01/08 - La villa
Je vous ai déjà parlé longuement de la famille de ma mère mais jamais vraiment de la famille de mon père.
En vérité, ceux qui appartiennent à la famille toute proche de mon père, c’est-à-dire père, mère, et sœurs ne sont pas les plus intéressants ni les plus sympathiques.
Ceux que moi, j’adore, sont ceux qui habitent ici, ou qui, en tout cas, reviennent régulièrement ici, à Saint-Malo et passent des soirées avec nous comme celle que je viens de passer.
À l’origine il y avait le couple Andrée-Maurice, mais Andrée est décédée il y a quelques années, et reste donc Maurice. Ils ont eu trois enfants : Marie-Pierre, Isabelle et Yves.
Marie-Pierre a une cinquantaine d’années, une longue tresse poivre et sel qui lui tombe presque au creux des reins, quelques rides autour des yeux et autour de la bouche et un charisme fantastique. Elle est un peu comme maman. Elle reflète la lumière, elle n’y peut rien. Quand elle parle, tout le monde est suspendu à ses lèvres.
Elle est professeur d’histoire-géo et a une culture incroyable.

—————

● CONSIGNE 1:
Transcrivez l'extrait sur la famille paternelle depuis « En vérité, ceux » jusqu'à « viens de passer. » inclus.
Cet extrait et le listing n'ont aucun lien entre eux.

● LISTING FOURNI:
—————

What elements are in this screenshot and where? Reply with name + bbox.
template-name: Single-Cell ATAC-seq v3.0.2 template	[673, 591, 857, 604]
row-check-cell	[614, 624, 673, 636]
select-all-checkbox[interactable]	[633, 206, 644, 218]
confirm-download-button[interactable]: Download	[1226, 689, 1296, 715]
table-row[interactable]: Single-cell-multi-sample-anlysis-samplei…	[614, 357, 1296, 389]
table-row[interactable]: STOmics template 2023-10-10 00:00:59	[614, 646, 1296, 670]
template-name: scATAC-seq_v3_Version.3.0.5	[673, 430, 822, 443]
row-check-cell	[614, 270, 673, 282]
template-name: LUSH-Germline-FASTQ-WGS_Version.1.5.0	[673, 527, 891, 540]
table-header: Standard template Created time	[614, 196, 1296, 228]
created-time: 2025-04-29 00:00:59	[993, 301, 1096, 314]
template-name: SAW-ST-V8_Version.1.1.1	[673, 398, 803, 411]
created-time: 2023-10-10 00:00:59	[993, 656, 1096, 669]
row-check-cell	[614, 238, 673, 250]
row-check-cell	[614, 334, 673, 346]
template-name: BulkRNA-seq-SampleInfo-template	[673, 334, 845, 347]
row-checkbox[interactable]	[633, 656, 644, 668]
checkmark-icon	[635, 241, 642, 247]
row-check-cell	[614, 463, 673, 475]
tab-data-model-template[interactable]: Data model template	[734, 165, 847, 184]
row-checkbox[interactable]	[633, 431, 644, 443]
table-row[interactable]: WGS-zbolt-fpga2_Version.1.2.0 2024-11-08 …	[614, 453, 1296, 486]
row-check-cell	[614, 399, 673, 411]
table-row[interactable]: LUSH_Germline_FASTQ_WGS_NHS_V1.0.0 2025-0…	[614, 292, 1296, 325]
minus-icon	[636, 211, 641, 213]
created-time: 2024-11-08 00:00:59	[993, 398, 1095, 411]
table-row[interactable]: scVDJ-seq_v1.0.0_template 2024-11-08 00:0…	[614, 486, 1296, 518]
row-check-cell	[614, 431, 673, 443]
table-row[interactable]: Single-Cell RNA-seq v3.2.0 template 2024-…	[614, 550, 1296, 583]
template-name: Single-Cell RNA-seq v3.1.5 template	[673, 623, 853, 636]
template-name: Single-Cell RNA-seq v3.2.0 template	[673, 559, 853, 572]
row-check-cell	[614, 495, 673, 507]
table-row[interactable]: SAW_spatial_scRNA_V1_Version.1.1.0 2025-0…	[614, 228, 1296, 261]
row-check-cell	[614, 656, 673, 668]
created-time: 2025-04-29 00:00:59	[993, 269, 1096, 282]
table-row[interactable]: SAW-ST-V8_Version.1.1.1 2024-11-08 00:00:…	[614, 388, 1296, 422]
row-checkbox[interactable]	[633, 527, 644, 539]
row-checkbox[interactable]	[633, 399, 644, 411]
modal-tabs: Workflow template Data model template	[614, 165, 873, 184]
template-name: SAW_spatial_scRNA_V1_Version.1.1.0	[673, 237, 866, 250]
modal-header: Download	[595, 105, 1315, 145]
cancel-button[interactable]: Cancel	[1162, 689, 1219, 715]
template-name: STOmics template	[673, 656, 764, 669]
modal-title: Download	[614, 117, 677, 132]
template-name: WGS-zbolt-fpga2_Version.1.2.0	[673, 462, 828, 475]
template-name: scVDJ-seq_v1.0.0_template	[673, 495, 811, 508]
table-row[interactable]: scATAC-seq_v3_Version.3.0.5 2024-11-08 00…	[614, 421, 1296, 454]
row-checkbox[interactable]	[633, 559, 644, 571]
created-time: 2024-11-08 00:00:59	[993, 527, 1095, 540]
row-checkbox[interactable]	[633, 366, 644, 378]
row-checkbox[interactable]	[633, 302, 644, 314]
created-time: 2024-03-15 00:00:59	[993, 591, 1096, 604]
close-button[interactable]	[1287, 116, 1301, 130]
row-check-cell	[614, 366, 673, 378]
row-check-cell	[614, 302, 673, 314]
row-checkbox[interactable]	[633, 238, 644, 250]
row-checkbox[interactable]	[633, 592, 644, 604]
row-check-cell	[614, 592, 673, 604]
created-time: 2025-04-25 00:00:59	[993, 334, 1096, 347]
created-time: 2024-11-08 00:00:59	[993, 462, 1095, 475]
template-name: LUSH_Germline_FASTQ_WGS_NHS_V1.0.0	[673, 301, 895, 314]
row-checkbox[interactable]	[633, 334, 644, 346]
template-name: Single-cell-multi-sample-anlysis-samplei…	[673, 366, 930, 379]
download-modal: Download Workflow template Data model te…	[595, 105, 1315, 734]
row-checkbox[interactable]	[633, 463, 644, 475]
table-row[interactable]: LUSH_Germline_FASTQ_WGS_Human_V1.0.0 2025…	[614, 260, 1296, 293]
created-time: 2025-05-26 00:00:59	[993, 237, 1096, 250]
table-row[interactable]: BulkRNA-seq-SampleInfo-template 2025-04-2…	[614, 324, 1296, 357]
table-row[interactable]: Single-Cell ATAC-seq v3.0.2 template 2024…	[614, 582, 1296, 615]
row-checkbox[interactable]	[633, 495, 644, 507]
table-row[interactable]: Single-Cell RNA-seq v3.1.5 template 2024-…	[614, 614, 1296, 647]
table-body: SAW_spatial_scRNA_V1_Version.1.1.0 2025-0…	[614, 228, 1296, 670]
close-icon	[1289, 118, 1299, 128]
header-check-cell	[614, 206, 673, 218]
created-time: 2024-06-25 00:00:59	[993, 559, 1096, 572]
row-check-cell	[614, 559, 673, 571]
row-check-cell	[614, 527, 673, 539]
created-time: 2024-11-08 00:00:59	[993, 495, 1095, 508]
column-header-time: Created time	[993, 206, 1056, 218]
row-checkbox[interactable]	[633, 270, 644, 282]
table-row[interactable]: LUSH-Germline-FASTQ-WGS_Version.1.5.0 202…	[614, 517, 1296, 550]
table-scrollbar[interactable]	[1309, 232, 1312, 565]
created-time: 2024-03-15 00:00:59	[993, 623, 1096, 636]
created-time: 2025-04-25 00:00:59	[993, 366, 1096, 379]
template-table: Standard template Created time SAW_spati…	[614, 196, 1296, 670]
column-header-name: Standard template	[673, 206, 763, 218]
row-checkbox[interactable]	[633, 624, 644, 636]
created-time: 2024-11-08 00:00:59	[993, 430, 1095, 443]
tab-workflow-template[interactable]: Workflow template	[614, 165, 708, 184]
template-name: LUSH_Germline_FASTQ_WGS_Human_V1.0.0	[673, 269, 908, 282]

—————

● CONSIGNE 2:
Réécrivez le listing depuis son tout début jusqu'à la ligne contenant « 357, 1296, 389] » incluse, en remplaçant « row-check-cell » par « check-cell » sans rien modifier d'autre. Ne rendez que ces lignes.

● RÉPONSE 1:
En vérité, ceux qui appartiennent à la famille toute proche de mon père, c’est-à-dire père, mère, et sœurs ne sont pas les plus intéressants ni les plus sympathiques.
Ceux que moi, j’adore, sont ceux qui habitent ici, ou qui, en tout cas, reviennent régulièrement ici, à Saint-Malo et passent des soirées avec nous comme celle que je viens de passer.

● RÉPONSE 2:
What elements are in this screenshot and where? Reply with name + bbox.
template-name: Single-Cell ATAC-seq v3.0.2 template	[673, 591, 857, 604]
check-cell	[614, 624, 673, 636]
select-all-checkbox[interactable]	[633, 206, 644, 218]
confirm-download-button[interactable]: Download	[1226, 689, 1296, 715]
table-row[interactable]: Single-cell-multi-sample-anlysis-samplei…	[614, 357, 1296, 389]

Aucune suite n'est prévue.